======== Information provided

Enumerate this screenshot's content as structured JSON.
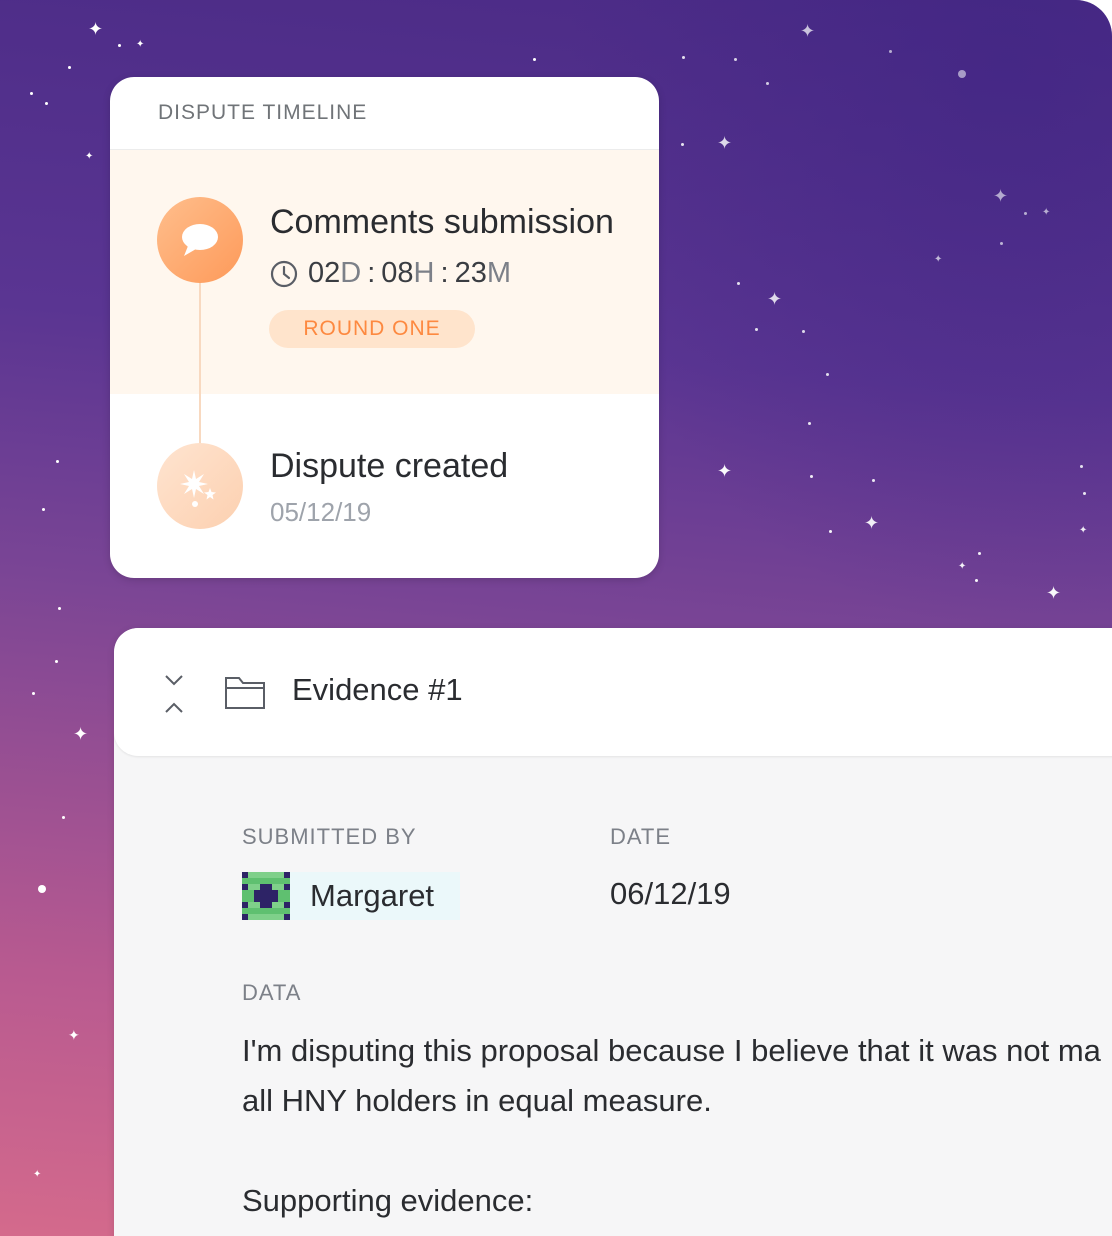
{
  "timeline": {
    "header": "DISPUTE TIMELINE",
    "active_step": {
      "title": "Comments submission",
      "icon": "speech-bubble-icon",
      "timer": {
        "days": "02",
        "days_unit": "D",
        "hours": "08",
        "hours_unit": "H",
        "minutes": "23",
        "minutes_unit": "M",
        "separator": ":"
      },
      "badge": "ROUND ONE"
    },
    "done_step": {
      "title": "Dispute created",
      "icon": "sparkle-icon",
      "date": "05/12/19"
    }
  },
  "evidence": {
    "title": "Evidence #1",
    "submitted_by_label": "SUBMITTED BY",
    "submitter_name": "Margaret",
    "date_label": "DATE",
    "date_value": "06/12/19",
    "data_label": "DATA",
    "body_line1": "I'm disputing this proposal because I believe that it was not ma",
    "body_line2": "all HNY holders in equal measure.",
    "body_line3": "Supporting evidence:"
  },
  "colors": {
    "accent_orange": "#fd8940",
    "active_step_bg": "#fff7ee",
    "background_purple": "#4b2b86",
    "background_pink": "#d46a8c"
  }
}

================

# [What you have to do]
Write out the records above exactly as they stand, leaving out every picture.

# [Result]
Enumerate this screenshot's content as structured JSON.
{
  "timeline": {
    "header": "DISPUTE TIMELINE",
    "active_step": {
      "title": "Comments submission",
      "icon": "speech-bubble-icon",
      "timer": {
        "days": "02",
        "days_unit": "D",
        "hours": "08",
        "hours_unit": "H",
        "minutes": "23",
        "minutes_unit": "M",
        "separator": ":"
      },
      "badge": "ROUND ONE"
    },
    "done_step": {
      "title": "Dispute created",
      "icon": "sparkle-icon",
      "date": "05/12/19"
    }
  },
  "evidence": {
    "title": "Evidence #1",
    "submitted_by_label": "SUBMITTED BY",
    "submitter_name": "Margaret",
    "date_label": "DATE",
    "date_value": "06/12/19",
    "data_label": "DATA",
    "body_line1": "I'm disputing this proposal because I believe that it was not ma",
    "body_line2": "all HNY holders in equal measure.",
    "body_line3": "Supporting evidence:"
  },
  "colors": {
    "accent_orange": "#fd8940",
    "active_step_bg": "#fff7ee",
    "background_purple": "#4b2b86",
    "background_pink": "#d46a8c"
  }
}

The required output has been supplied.